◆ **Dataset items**
===

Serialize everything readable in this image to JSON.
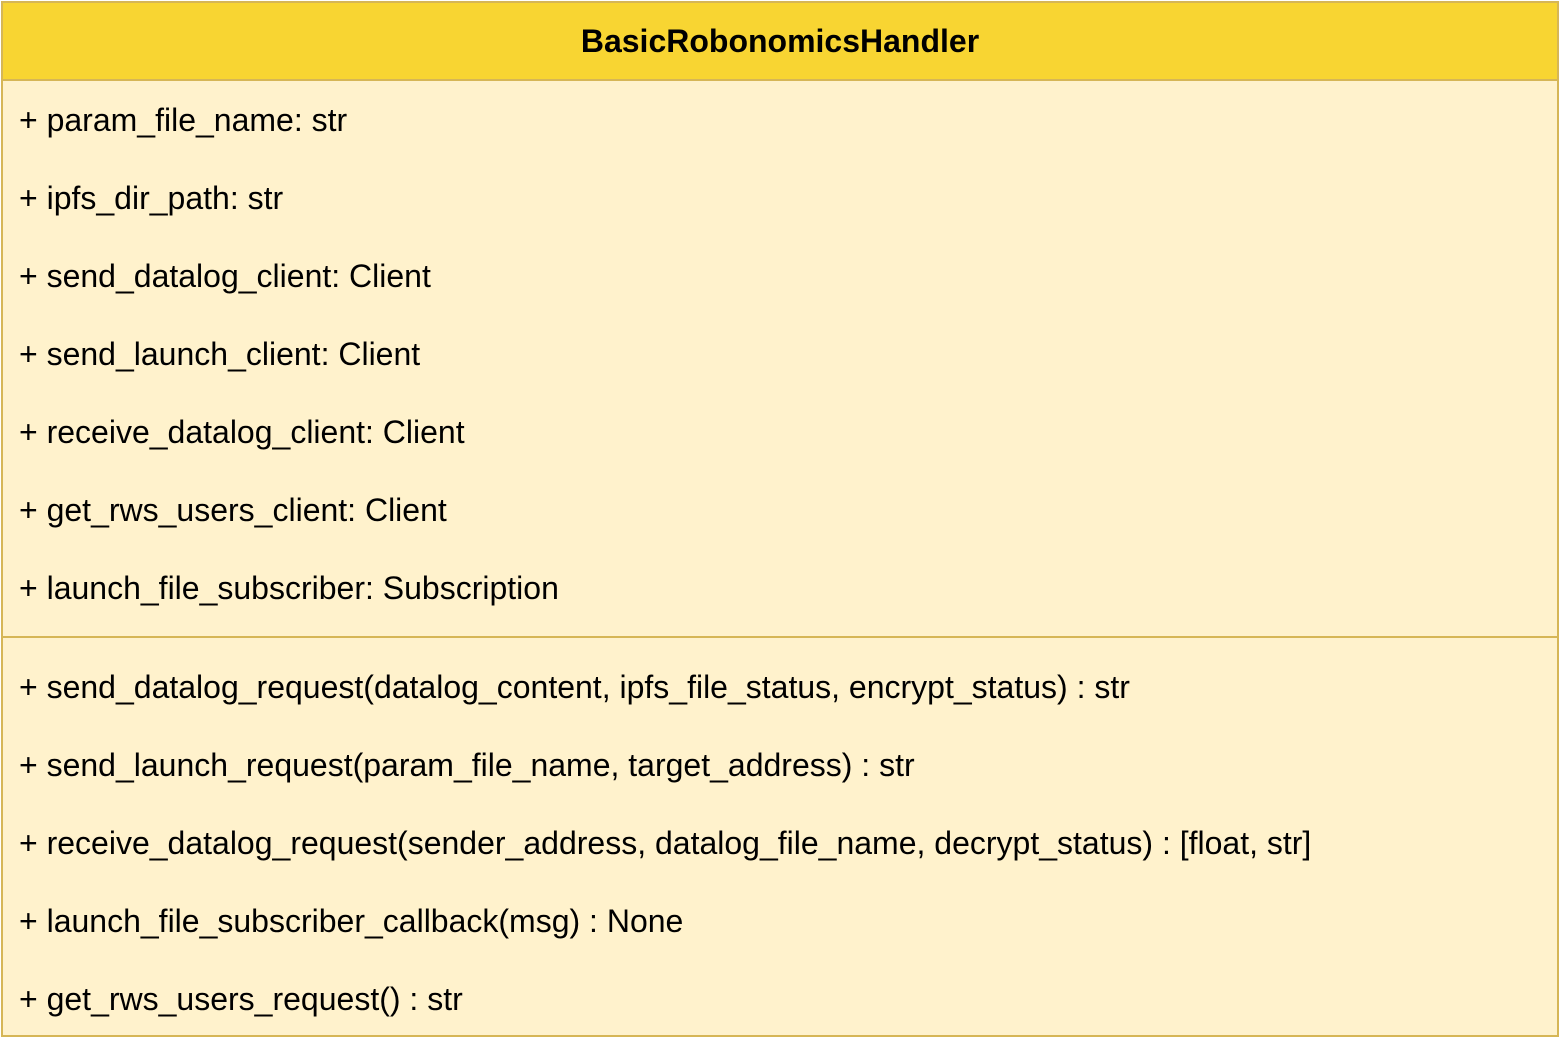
{
  "class": {
    "name": "BasicRobonomicsHandler",
    "attributes": [
      "+ param_file_name: str",
      "+ ipfs_dir_path: str",
      "+ send_datalog_client: Client",
      "+ send_launch_client: Client",
      "+ receive_datalog_client: Client",
      "+ get_rws_users_client: Client",
      "+ launch_file_subscriber: Subscription"
    ],
    "methods": [
      "+ send_datalog_request(datalog_content, ipfs_file_status, encrypt_status) : str",
      "+ send_launch_request(param_file_name, target_address) : str",
      "+ receive_datalog_request(sender_address, datalog_file_name, decrypt_status) : [float, str]",
      "+ launch_file_subscriber_callback(msg) : None",
      "+ get_rws_users_request() : str"
    ]
  },
  "colors": {
    "header_fill": "#f8d532",
    "body_fill": "#fff2cc",
    "border": "#d6b656"
  }
}
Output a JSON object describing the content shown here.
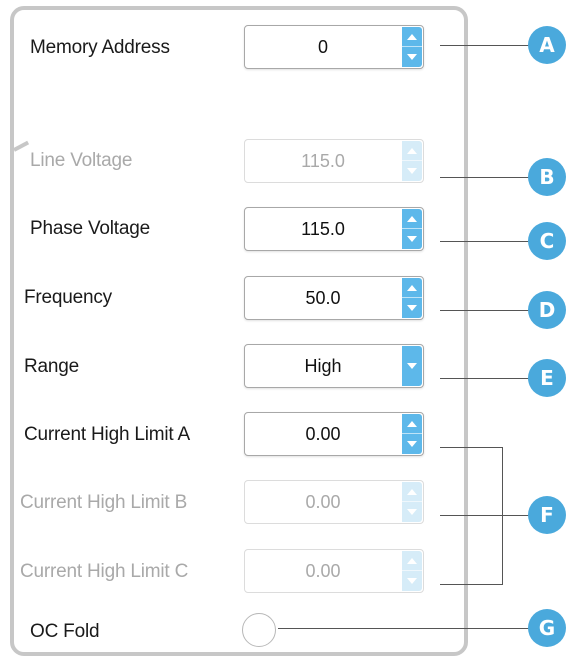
{
  "fields": {
    "memory_address": {
      "label": "Memory Address",
      "value": "0"
    },
    "line_voltage": {
      "label": "Line Voltage",
      "value": "115.0"
    },
    "phase_voltage": {
      "label": "Phase Voltage",
      "value": "115.0"
    },
    "frequency": {
      "label": "Frequency",
      "value": "50.0"
    },
    "range": {
      "label": "Range",
      "value": "High"
    },
    "current_high_limit_a": {
      "label": "Current High Limit A",
      "value": "0.00"
    },
    "current_high_limit_b": {
      "label": "Current High Limit B",
      "value": "0.00"
    },
    "current_high_limit_c": {
      "label": "Current High Limit C",
      "value": "0.00"
    },
    "oc_fold": {
      "label": "OC Fold"
    }
  },
  "callouts": {
    "a": "A",
    "b": "B",
    "c": "C",
    "d": "D",
    "e": "E",
    "f": "F",
    "g": "G"
  },
  "colors": {
    "accent": "#5db8ea",
    "badge": "#4aa9dc",
    "disabled_text": "#a9a9a9"
  }
}
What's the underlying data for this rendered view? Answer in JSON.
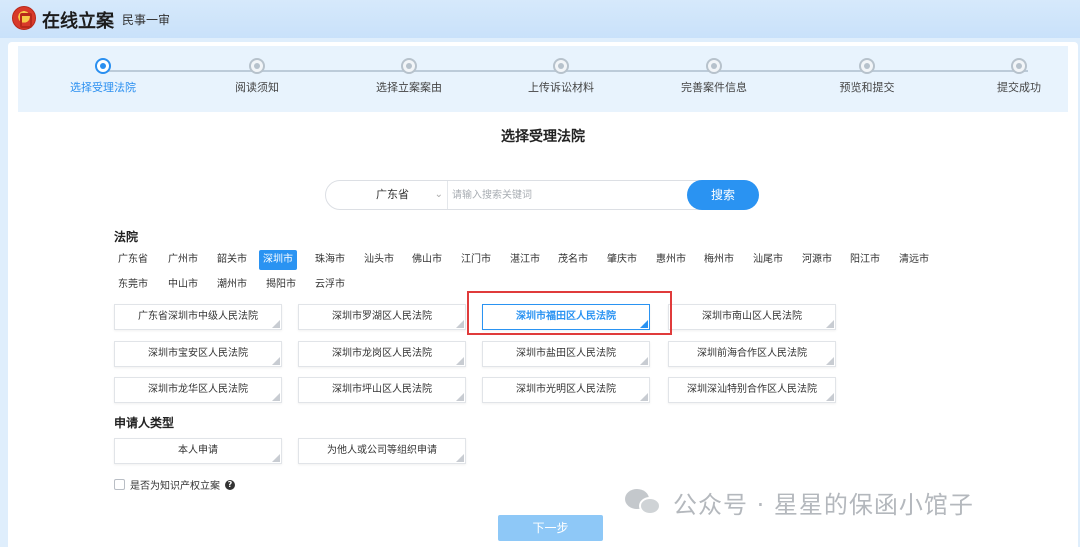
{
  "app": {
    "title": "在线立案",
    "subtitle": "民事一审"
  },
  "steps": [
    {
      "label": "选择受理法院",
      "active": true
    },
    {
      "label": "阅读须知",
      "active": false
    },
    {
      "label": "选择立案案由",
      "active": false
    },
    {
      "label": "上传诉讼材料",
      "active": false
    },
    {
      "label": "完善案件信息",
      "active": false
    },
    {
      "label": "预览和提交",
      "active": false
    },
    {
      "label": "提交成功",
      "active": false
    }
  ],
  "page_title": "选择受理法院",
  "search": {
    "province": "广东省",
    "placeholder": "请输入搜索关键词",
    "button": "搜索"
  },
  "court_section_label": "法院",
  "cities": [
    {
      "label": "广东省",
      "selected": false
    },
    {
      "label": "广州市",
      "selected": false
    },
    {
      "label": "韶关市",
      "selected": false
    },
    {
      "label": "深圳市",
      "selected": true
    },
    {
      "label": "珠海市",
      "selected": false
    },
    {
      "label": "汕头市",
      "selected": false
    },
    {
      "label": "佛山市",
      "selected": false
    },
    {
      "label": "江门市",
      "selected": false
    },
    {
      "label": "湛江市",
      "selected": false
    },
    {
      "label": "茂名市",
      "selected": false
    },
    {
      "label": "肇庆市",
      "selected": false
    },
    {
      "label": "惠州市",
      "selected": false
    },
    {
      "label": "梅州市",
      "selected": false
    },
    {
      "label": "汕尾市",
      "selected": false
    },
    {
      "label": "河源市",
      "selected": false
    },
    {
      "label": "阳江市",
      "selected": false
    },
    {
      "label": "清远市",
      "selected": false
    },
    {
      "label": "东莞市",
      "selected": false
    },
    {
      "label": "中山市",
      "selected": false
    },
    {
      "label": "潮州市",
      "selected": false
    },
    {
      "label": "揭阳市",
      "selected": false
    },
    {
      "label": "云浮市",
      "selected": false
    }
  ],
  "courts": [
    {
      "label": "广东省深圳市中级人民法院",
      "selected": false
    },
    {
      "label": "深圳市罗湖区人民法院",
      "selected": false
    },
    {
      "label": "深圳市福田区人民法院",
      "selected": true
    },
    {
      "label": "深圳市南山区人民法院",
      "selected": false
    },
    {
      "label": "深圳市宝安区人民法院",
      "selected": false
    },
    {
      "label": "深圳市龙岗区人民法院",
      "selected": false
    },
    {
      "label": "深圳市盐田区人民法院",
      "selected": false
    },
    {
      "label": "深圳前海合作区人民法院",
      "selected": false
    },
    {
      "label": "深圳市龙华区人民法院",
      "selected": false
    },
    {
      "label": "深圳市坪山区人民法院",
      "selected": false
    },
    {
      "label": "深圳市光明区人民法院",
      "selected": false
    },
    {
      "label": "深圳深汕特别合作区人民法院",
      "selected": false
    }
  ],
  "applicant_section_label": "申请人类型",
  "applicant_types": [
    {
      "label": "本人申请"
    },
    {
      "label": "为他人或公司等组织申请"
    }
  ],
  "ip_checkbox_label": "是否为知识产权立案",
  "next_button": "下一步",
  "watermark": "公众号 · 星星的保函小馆子",
  "colors": {
    "accent": "#2a93f2",
    "highlight": "#e03b3b",
    "next_disabled": "#8ec8f7"
  }
}
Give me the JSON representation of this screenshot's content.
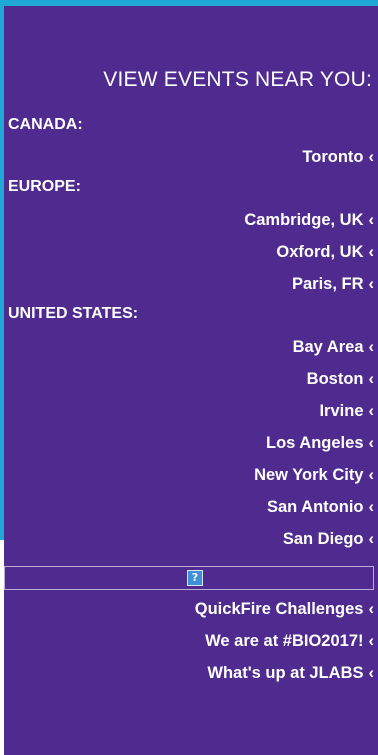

===

Only lines with the word "this" are wanted, so copy each one from the records.

Serialize everything readable in this image to JSON.
What's the underlying data for this rendered view? Answer in JSON.
Give me the JSON representation of this screenshot's content.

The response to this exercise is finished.